## Stated task
Repeat the entries that follow verbatim, without any of their pictures.

Dataset items
------------------------

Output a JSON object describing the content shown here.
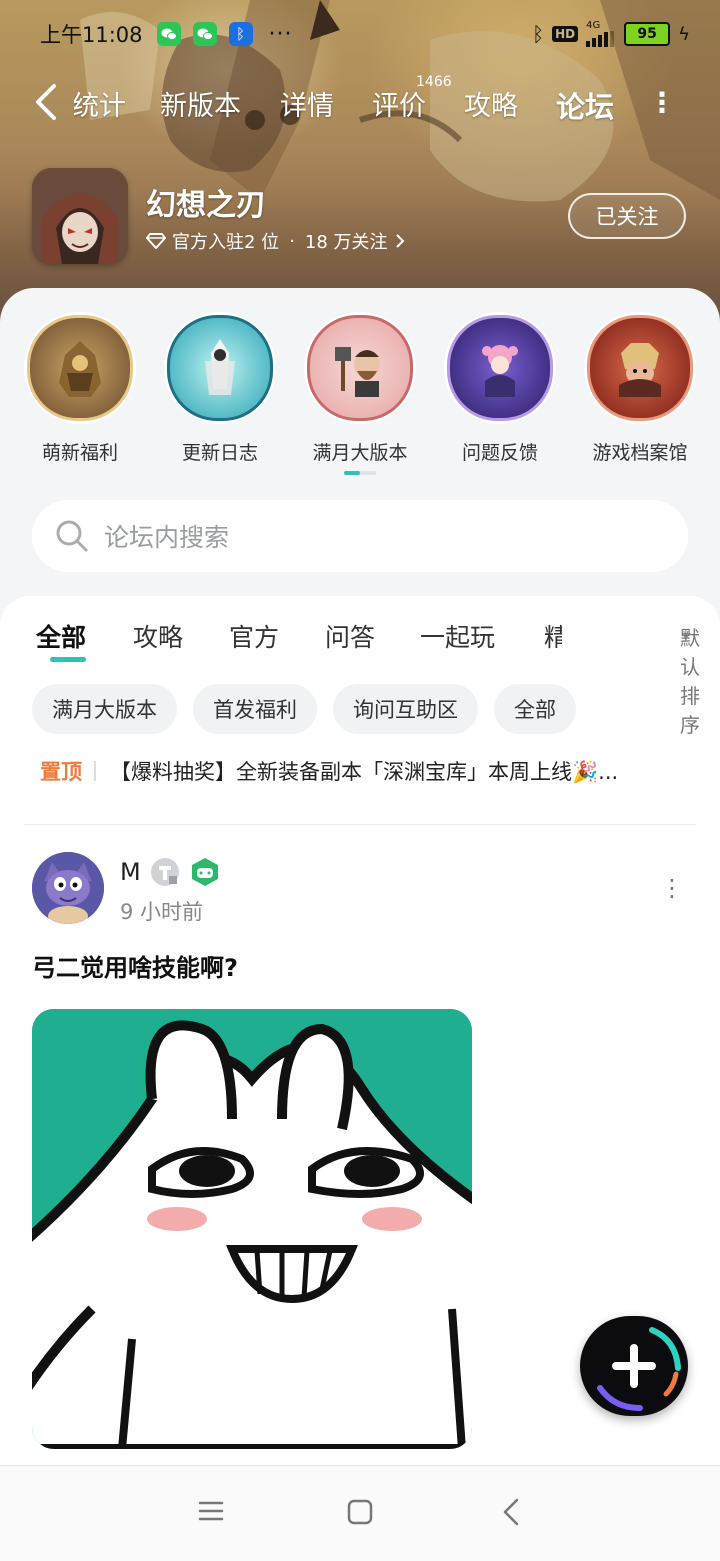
{
  "status_bar": {
    "time": "上午11:08",
    "more": "···",
    "hd": "HD",
    "network": "4G",
    "battery": "95"
  },
  "nav": {
    "tabs": [
      {
        "label": "统计"
      },
      {
        "label": "新版本"
      },
      {
        "label": "详情"
      },
      {
        "label": "评价",
        "badge": "1466"
      },
      {
        "label": "攻略"
      },
      {
        "label": "论坛",
        "active": true
      }
    ],
    "more": "⋮"
  },
  "game": {
    "name": "幻想之刃",
    "official": "官方入驻2 位",
    "followers": "18 万关注",
    "follow_button": "已关注"
  },
  "categories": [
    {
      "label": "萌新福利"
    },
    {
      "label": "更新日志"
    },
    {
      "label": "满月大版本"
    },
    {
      "label": "问题反馈"
    },
    {
      "label": "游戏档案馆"
    }
  ],
  "search": {
    "placeholder": "论坛内搜索"
  },
  "feed_tabs": [
    {
      "label": "全部",
      "active": true
    },
    {
      "label": "攻略"
    },
    {
      "label": "官方"
    },
    {
      "label": "问答"
    },
    {
      "label": "一起玩"
    },
    {
      "label": "精"
    }
  ],
  "sort_label": "默认排序",
  "filter_chips": [
    "满月大版本",
    "首发福利",
    "询问互助区",
    "全部"
  ],
  "pinned": {
    "tag": "置顶",
    "text": "【爆料抽奖】全新装备副本「深渊宝库」本周上线🎉..."
  },
  "post": {
    "user": "M",
    "time": "9 小时前",
    "title": "弓二觉用啥技能啊?",
    "more": "⋮"
  },
  "colors": {
    "accent": "#2cc3b7",
    "pin": "#f07b3f"
  }
}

------------------------

## Written solution
Output a JSON object describing the content shown here.
{
  "status_bar": {
    "time": "上午11:08",
    "more": "···",
    "hd": "HD",
    "network": "4G",
    "battery": "95"
  },
  "nav": {
    "tabs": [
      {
        "label": "统计"
      },
      {
        "label": "新版本"
      },
      {
        "label": "详情"
      },
      {
        "label": "评价",
        "badge": "1466"
      },
      {
        "label": "攻略"
      },
      {
        "label": "论坛",
        "active": true
      }
    ],
    "more": "⋮"
  },
  "game": {
    "name": "幻想之刃",
    "official": "官方入驻2 位",
    "followers": "18 万关注",
    "follow_button": "已关注"
  },
  "categories": [
    {
      "label": "萌新福利"
    },
    {
      "label": "更新日志"
    },
    {
      "label": "满月大版本"
    },
    {
      "label": "问题反馈"
    },
    {
      "label": "游戏档案馆"
    }
  ],
  "search": {
    "placeholder": "论坛内搜索"
  },
  "feed_tabs": [
    {
      "label": "全部",
      "active": true
    },
    {
      "label": "攻略"
    },
    {
      "label": "官方"
    },
    {
      "label": "问答"
    },
    {
      "label": "一起玩"
    },
    {
      "label": "精"
    }
  ],
  "sort_label": "默认排序",
  "filter_chips": [
    "满月大版本",
    "首发福利",
    "询问互助区",
    "全部"
  ],
  "pinned": {
    "tag": "置顶",
    "text": "【爆料抽奖】全新装备副本「深渊宝库」本周上线🎉..."
  },
  "post": {
    "user": "M",
    "time": "9 小时前",
    "title": "弓二觉用啥技能啊?",
    "more": "⋮"
  },
  "colors": {
    "accent": "#2cc3b7",
    "pin": "#f07b3f"
  }
}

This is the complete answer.